■ WHAT IS NEEDED
Return the records exactly as they are.

■ SUPPLIED MATERIAL
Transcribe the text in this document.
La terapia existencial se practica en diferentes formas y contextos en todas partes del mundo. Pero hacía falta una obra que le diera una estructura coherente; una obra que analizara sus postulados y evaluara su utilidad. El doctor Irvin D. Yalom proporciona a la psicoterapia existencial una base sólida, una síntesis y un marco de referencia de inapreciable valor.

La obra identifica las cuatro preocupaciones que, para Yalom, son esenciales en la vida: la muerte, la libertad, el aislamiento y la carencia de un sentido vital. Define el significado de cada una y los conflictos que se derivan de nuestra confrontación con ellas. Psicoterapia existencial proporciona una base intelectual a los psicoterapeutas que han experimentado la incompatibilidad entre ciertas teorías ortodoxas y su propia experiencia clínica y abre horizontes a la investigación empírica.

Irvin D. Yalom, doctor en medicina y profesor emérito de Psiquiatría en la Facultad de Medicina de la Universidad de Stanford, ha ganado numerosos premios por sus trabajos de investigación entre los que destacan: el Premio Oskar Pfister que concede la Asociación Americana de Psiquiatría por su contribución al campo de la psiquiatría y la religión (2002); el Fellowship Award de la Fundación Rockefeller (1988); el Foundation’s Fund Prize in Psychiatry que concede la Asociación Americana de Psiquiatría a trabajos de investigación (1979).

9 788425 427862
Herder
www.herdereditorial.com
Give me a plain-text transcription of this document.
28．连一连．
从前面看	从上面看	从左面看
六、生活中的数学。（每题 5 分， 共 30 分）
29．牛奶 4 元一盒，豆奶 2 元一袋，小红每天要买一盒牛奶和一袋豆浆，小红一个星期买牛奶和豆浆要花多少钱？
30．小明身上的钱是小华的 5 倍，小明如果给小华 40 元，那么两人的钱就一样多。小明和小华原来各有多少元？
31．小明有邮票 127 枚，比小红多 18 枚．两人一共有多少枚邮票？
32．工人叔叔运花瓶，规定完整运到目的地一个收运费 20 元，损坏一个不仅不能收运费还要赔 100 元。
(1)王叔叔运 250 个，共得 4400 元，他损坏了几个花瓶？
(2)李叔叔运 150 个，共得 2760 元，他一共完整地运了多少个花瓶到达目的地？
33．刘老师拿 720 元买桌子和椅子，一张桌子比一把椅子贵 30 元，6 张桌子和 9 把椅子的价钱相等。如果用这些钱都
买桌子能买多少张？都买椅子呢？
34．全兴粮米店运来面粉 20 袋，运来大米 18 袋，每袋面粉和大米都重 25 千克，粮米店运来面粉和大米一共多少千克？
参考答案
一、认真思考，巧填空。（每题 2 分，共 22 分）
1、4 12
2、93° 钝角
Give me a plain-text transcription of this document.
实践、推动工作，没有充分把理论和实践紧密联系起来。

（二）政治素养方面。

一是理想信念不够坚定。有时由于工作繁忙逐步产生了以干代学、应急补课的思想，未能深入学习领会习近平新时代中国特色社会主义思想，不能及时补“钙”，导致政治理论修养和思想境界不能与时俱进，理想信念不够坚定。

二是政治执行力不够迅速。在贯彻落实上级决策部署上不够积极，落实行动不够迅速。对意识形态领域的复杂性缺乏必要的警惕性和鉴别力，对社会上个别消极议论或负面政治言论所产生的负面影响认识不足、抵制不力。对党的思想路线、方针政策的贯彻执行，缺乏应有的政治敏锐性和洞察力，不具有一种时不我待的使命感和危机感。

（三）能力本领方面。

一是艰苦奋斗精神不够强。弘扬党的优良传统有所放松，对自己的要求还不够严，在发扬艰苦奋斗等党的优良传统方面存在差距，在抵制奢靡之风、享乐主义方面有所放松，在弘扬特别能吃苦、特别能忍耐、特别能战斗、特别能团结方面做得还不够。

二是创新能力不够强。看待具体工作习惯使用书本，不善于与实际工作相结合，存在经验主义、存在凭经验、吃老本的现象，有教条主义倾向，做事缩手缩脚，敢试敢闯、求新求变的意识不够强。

■ ANSWER TO THE TASK
Transcribe the text in this document.
La terapia existencial se practica en diferentes formas y contextos en todas partes del mundo. Pero hacía falta una obra que le diera una estructura coherente; una obra que analizara sus postulados y evaluara su utilidad. El doctor Irvin D. Yalom proporciona a la psicoterapia existencial una base sólida, una síntesis y un marco de referencia de inapreciable valor.

La obra identifica las cuatro preocupaciones que, para Yalom, son esenciales en la vida: la muerte, la libertad, el aislamiento y la carencia de un sentido vital. Define el significado de cada una y los conflictos que se derivan de nuestra confrontación con ellas. Psicoterapia existencial proporciona una base intelectual a los psicoterapeutas que han experimentado la incompatibilidad entre ciertas teorías ortodoxas y su propia experiencia clínica y abre horizontes a la investigación empírica.

Irvin D. Yalom, doctor en medicina y profesor emérito de Psiquiatría en la Facultad de Medicina de la Universidad de Stanford, ha ganado numerosos premios por sus trabajos de investigación entre los que destacan: el Premio Oskar Pfister que concede la Asociación Americana de Psiquiatría por su contribución al campo de la psiquiatría y la religión (2002); el Fellowship Award de la Fundación Rockefeller (1988); el Foundation’s Fund Prize in Psychiatry que concede la Asociación Americana de Psiquiatría a trabajos de investigación (1979).

9 788425 427862
Herder
www.herdereditorial.com
Give me a plain-text transcription of this document.
28．连一连．
从前面看	从上面看	从左面看
六、生活中的数学。（每题 5 分， 共 30 分）
29．牛奶 4 元一盒，豆奶 2 元一袋，小红每天要买一盒牛奶和一袋豆浆，小红一个星期买牛奶和豆浆要花多少钱？
30．小明身上的钱是小华的 5 倍，小明如果给小华 40 元，那么两人的钱就一样多。小明和小华原来各有多少元？
31．小明有邮票 127 枚，比小红多 18 枚．两人一共有多少枚邮票？
32．工人叔叔运花瓶，规定完整运到目的地一个收运费 20 元，损坏一个不仅不能收运费还要赔 100 元。
(1)王叔叔运 250 个，共得 4400 元，他损坏了几个花瓶？
(2)李叔叔运 150 个，共得 2760 元，他一共完整地运了多少个花瓶到达目的地？
33．刘老师拿 720 元买桌子和椅子，一张桌子比一把椅子贵 30 元，6 张桌子和 9 把椅子的价钱相等。如果用这些钱都
买桌子能买多少张？都买椅子呢？
34．全兴粮米店运来面粉 20 袋，运来大米 18 袋，每袋面粉和大米都重 25 千克，粮米店运来面粉和大米一共多少千克？
参考答案
一、认真思考，巧填空。（每题 2 分，共 22 分）
1、4 12
2、93° 钝角
Give me a plain-text transcription of this document.
实践、推动工作，没有充分把理论和实践紧密联系起来。

（二）政治素养方面。

一是理想信念不够坚定。有时由于工作繁忙逐步产生了以干代学、应急补课的思想，未能深入学习领会习近平新时代中国特色社会主义思想，不能及时补“钙”，导致政治理论修养和思想境界不能与时俱进，理想信念不够坚定。

二是政治执行力不够迅速。在贯彻落实上级决策部署上不够积极，落实行动不够迅速。对意识形态领域的复杂性缺乏必要的警惕性和鉴别力，对社会上个别消极议论或负面政治言论所产生的负面影响认识不足、抵制不力。对党的思想路线、方针政策的贯彻执行，缺乏应有的政治敏锐性和洞察力，不具有一种时不我待的使命感和危机感。

（三）能力本领方面。

一是艰苦奋斗精神不够强。弘扬党的优良传统有所放松，对自己的要求还不够严，在发扬艰苦奋斗等党的优良传统方面存在差距，在抵制奢靡之风、享乐主义方面有所放松，在弘扬特别能吃苦、特别能忍耐、特别能战斗、特别能团结方面做得还不够。

二是创新能力不够强。看待具体工作习惯使用书本，不善于与实际工作相结合，存在经验主义、存在凭经验、吃老本的现象，有教条主义倾向，做事缩手缩脚，敢试敢闯、求新求变的意识不够强。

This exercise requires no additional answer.